[Begin]
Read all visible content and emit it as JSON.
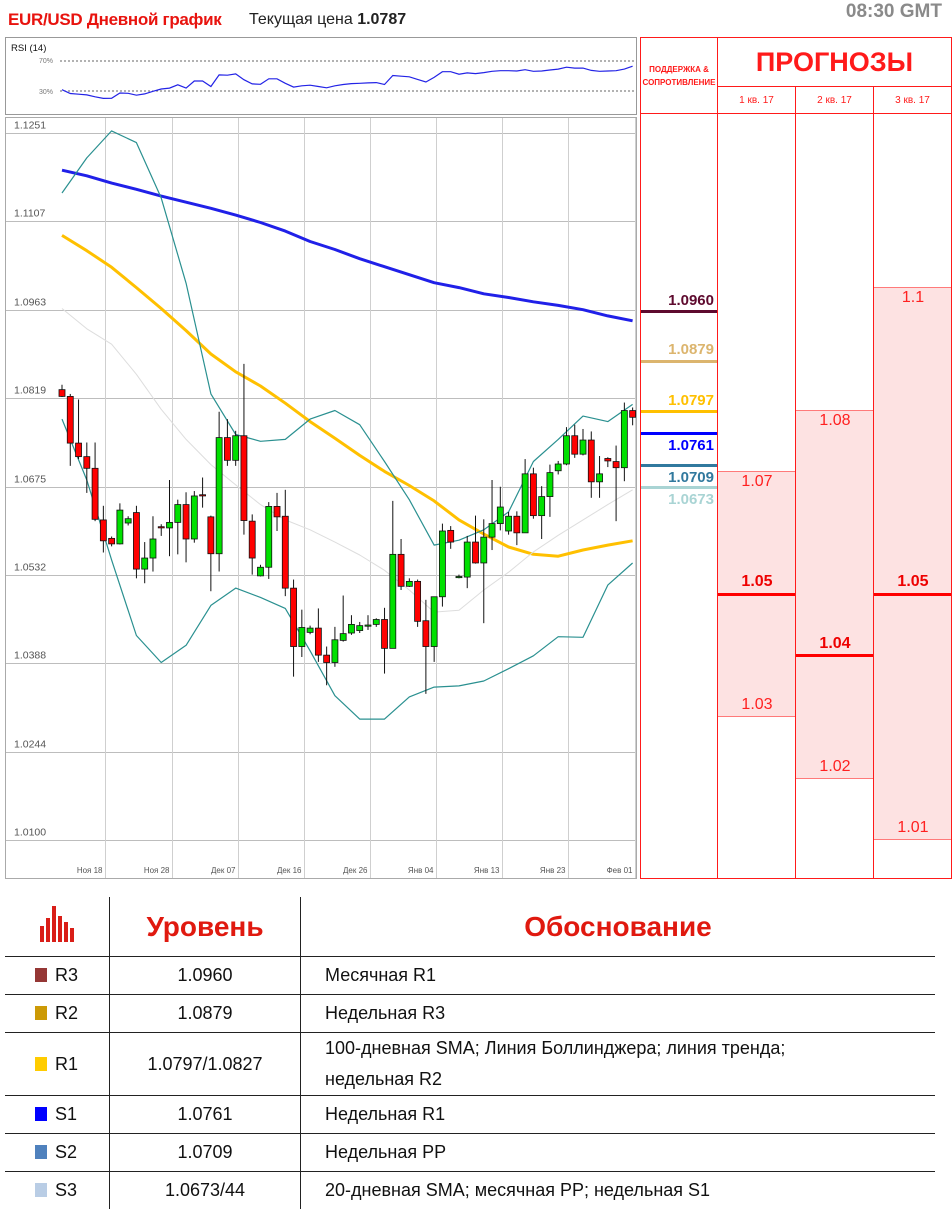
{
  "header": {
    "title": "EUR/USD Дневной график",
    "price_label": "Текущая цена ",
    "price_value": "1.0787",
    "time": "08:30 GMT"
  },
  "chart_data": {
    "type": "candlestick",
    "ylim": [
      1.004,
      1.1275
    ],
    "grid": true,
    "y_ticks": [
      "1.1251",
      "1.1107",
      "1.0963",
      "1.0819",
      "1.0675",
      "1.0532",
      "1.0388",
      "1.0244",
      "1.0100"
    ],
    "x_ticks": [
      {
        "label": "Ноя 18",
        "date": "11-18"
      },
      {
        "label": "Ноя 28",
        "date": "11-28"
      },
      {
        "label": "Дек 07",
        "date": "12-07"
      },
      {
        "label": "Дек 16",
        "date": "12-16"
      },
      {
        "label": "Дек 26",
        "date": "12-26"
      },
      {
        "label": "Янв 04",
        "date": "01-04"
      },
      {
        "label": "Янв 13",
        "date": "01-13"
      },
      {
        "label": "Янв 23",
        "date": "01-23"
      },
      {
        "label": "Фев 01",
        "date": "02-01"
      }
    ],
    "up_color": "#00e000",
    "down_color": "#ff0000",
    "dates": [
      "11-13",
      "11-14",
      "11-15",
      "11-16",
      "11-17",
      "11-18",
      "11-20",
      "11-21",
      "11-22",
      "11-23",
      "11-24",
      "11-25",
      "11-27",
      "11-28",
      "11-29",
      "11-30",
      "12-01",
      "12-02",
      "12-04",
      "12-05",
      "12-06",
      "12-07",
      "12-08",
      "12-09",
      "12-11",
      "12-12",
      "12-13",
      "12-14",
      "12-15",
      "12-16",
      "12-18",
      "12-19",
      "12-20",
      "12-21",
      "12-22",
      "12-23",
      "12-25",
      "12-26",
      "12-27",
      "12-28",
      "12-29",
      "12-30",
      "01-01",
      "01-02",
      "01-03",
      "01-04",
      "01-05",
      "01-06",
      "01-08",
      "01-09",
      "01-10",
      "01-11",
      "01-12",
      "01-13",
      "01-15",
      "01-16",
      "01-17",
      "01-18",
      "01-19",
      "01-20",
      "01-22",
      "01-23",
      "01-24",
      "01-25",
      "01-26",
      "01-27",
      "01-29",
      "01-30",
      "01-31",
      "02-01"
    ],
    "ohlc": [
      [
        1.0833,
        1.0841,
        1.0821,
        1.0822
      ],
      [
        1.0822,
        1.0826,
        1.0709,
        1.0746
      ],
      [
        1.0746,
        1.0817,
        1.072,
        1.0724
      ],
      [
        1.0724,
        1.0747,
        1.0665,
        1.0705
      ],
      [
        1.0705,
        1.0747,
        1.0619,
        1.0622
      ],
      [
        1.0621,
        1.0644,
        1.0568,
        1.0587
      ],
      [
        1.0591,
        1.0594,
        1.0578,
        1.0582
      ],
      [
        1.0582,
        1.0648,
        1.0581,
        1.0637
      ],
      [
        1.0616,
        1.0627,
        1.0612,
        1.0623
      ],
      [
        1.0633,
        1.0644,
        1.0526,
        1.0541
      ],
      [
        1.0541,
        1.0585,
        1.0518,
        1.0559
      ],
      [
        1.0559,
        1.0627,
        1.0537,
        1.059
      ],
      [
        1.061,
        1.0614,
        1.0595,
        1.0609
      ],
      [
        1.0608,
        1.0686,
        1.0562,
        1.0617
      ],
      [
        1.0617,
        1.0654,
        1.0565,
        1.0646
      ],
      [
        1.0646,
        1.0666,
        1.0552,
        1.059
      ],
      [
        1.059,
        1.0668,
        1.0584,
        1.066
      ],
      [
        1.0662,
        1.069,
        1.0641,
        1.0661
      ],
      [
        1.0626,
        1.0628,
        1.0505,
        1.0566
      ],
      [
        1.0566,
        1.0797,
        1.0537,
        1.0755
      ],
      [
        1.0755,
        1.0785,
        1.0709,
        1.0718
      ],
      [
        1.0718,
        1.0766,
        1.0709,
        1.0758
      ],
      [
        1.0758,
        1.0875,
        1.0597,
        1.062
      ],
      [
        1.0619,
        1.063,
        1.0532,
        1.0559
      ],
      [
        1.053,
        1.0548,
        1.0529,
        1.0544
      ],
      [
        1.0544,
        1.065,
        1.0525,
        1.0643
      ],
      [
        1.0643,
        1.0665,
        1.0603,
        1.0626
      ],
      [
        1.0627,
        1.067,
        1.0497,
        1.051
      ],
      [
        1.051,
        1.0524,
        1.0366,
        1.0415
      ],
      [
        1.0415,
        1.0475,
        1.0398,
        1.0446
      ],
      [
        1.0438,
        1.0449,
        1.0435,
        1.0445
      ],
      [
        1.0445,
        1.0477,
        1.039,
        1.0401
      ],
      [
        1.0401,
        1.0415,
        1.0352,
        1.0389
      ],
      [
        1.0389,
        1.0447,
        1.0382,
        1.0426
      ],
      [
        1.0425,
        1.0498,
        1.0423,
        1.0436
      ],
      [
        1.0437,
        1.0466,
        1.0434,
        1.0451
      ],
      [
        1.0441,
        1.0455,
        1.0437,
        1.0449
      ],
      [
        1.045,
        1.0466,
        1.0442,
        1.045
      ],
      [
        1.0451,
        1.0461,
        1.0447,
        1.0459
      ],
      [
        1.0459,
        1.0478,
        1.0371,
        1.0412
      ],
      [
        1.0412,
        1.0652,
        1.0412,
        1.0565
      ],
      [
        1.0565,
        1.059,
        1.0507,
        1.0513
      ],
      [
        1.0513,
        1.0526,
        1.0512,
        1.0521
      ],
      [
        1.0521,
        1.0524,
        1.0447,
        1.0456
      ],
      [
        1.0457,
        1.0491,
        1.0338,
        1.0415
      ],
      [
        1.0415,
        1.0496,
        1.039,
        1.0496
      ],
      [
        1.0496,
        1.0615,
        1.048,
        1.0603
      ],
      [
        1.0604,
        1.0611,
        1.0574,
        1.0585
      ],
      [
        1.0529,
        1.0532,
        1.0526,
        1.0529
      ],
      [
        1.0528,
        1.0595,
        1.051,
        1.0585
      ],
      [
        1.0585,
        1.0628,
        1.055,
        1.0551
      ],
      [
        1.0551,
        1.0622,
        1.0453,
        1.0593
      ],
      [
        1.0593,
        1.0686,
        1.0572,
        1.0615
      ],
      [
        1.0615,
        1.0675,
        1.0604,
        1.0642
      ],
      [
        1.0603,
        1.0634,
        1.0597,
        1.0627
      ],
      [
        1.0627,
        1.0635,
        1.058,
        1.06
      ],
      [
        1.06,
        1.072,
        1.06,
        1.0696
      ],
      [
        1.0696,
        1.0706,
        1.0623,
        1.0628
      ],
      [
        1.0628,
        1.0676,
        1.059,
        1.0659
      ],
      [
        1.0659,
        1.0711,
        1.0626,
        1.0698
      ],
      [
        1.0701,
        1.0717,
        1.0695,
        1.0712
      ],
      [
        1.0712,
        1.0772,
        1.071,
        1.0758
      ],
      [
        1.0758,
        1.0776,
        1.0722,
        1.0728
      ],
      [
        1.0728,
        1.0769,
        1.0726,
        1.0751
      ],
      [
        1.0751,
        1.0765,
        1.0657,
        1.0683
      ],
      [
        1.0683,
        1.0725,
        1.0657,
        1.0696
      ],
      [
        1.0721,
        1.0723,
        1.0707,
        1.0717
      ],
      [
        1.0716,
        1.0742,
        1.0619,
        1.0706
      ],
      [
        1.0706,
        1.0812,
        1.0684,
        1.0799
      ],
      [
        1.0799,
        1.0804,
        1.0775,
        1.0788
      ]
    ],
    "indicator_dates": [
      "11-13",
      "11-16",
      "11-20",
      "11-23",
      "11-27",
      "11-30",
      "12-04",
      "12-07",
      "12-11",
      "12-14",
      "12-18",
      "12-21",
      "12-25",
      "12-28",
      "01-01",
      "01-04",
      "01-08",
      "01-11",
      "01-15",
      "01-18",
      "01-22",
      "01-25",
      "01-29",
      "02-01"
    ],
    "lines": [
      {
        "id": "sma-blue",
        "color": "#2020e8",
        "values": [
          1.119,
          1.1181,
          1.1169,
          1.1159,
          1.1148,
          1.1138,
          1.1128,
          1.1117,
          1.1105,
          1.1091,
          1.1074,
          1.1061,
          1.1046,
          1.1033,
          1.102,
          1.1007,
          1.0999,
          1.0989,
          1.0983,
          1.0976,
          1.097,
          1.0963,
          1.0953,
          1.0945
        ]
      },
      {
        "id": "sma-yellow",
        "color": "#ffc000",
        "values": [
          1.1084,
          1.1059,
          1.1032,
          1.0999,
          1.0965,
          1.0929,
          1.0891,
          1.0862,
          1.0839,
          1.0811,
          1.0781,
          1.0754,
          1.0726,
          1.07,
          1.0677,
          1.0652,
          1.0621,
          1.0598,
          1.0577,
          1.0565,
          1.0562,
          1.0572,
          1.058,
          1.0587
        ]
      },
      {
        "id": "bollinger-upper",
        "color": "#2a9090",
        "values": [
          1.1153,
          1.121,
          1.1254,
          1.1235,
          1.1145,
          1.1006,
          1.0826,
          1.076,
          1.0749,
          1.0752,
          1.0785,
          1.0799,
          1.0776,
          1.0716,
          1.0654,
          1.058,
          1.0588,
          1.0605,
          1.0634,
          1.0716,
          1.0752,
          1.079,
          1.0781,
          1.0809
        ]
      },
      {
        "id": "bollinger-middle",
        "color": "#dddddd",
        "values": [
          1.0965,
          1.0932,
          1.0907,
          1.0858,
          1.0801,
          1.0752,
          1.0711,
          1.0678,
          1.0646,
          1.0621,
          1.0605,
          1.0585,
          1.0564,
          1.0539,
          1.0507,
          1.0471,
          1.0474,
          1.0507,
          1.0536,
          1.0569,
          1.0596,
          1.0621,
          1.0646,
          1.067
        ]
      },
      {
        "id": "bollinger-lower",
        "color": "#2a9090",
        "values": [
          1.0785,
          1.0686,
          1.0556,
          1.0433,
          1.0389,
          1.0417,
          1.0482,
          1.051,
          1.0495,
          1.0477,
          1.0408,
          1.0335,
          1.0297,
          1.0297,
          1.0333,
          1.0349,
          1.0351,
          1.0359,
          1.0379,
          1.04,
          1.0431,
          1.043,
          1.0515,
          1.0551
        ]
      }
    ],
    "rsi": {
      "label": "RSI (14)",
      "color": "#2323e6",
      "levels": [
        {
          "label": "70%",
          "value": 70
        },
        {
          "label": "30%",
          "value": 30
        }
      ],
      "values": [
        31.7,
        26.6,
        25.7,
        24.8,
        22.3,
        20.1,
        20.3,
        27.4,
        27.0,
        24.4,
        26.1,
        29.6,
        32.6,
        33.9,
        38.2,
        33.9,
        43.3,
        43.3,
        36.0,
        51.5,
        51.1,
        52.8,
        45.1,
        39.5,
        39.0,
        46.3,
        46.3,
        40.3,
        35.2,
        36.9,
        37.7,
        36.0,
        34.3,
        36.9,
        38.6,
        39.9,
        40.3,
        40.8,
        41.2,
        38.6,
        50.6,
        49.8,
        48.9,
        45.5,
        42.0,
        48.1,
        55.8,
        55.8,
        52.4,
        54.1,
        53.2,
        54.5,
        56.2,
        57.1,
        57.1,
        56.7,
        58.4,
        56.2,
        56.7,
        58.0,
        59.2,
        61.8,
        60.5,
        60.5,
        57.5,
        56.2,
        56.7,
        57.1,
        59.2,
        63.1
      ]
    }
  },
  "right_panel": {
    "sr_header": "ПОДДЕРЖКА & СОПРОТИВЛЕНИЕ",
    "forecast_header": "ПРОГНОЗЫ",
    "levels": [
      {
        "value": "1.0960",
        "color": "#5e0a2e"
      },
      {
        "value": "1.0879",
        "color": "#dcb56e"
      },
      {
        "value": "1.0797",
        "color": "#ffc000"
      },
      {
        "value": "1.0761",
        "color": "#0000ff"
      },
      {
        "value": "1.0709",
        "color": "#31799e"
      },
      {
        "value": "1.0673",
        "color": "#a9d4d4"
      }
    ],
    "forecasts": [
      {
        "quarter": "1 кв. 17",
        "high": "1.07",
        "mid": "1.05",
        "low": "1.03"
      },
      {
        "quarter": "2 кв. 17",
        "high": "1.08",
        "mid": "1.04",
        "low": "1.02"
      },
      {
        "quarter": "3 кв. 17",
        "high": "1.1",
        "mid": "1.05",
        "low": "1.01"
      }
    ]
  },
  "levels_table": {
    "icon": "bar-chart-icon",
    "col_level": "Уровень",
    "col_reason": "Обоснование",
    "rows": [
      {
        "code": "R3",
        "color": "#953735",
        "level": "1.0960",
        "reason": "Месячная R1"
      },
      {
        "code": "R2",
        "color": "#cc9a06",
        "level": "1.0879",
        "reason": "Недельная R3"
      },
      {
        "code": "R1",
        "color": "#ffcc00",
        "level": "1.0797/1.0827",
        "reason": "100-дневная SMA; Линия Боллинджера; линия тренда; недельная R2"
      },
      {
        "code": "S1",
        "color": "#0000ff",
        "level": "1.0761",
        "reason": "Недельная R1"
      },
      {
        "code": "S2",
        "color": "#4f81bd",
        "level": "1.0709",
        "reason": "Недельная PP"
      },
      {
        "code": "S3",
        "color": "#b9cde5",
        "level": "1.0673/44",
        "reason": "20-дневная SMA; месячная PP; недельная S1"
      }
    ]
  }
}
[End]
[Begin]
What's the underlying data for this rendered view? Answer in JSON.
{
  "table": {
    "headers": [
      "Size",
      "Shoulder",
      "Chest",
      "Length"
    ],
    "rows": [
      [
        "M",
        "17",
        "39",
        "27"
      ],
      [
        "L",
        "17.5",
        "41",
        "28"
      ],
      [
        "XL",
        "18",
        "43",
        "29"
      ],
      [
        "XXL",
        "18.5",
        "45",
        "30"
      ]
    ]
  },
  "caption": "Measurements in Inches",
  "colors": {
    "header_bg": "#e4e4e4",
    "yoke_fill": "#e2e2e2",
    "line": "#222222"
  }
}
[End]
[Begin]
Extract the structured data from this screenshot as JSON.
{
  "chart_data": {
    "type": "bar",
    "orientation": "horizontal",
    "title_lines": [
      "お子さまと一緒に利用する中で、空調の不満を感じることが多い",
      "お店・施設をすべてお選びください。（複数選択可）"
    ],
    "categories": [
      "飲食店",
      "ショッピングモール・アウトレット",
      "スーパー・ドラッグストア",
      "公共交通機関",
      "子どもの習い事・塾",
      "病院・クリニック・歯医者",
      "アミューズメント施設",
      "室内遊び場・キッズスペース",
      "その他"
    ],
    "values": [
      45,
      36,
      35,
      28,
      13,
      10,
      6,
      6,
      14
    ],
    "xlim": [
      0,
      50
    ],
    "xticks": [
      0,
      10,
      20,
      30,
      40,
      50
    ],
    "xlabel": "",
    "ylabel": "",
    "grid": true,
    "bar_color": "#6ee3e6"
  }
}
[End]
Requirement
Tally the lines in the entries above that hold the word "bollinger". Reply with nothing but that count.

Exercise response
3